Given task: How many lines of these entries hold the string "coordinate"? Reply with the number alone.

============

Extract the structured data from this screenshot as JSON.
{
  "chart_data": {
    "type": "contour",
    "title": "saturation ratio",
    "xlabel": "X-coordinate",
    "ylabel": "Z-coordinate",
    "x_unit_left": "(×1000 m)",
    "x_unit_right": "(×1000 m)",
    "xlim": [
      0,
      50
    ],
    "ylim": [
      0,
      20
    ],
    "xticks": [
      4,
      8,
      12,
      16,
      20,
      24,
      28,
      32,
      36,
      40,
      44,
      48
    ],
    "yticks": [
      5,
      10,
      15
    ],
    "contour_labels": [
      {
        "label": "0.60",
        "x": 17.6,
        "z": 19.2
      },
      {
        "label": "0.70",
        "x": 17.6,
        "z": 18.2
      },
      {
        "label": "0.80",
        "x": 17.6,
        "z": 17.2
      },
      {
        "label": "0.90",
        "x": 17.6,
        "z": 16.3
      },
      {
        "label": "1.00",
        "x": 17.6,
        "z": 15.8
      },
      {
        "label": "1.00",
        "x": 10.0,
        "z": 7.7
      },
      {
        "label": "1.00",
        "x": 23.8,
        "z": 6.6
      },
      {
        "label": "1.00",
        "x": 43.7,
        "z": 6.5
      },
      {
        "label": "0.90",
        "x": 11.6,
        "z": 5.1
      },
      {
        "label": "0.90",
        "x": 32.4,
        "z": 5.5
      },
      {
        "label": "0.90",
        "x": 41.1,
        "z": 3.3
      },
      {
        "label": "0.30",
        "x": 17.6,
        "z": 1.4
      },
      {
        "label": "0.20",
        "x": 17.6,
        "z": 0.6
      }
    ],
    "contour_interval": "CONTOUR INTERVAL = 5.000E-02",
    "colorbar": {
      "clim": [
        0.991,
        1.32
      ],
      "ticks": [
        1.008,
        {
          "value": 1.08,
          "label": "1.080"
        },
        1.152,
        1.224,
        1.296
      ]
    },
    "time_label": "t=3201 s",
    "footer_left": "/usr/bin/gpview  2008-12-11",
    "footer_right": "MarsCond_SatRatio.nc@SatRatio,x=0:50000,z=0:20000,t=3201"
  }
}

============

Response: 2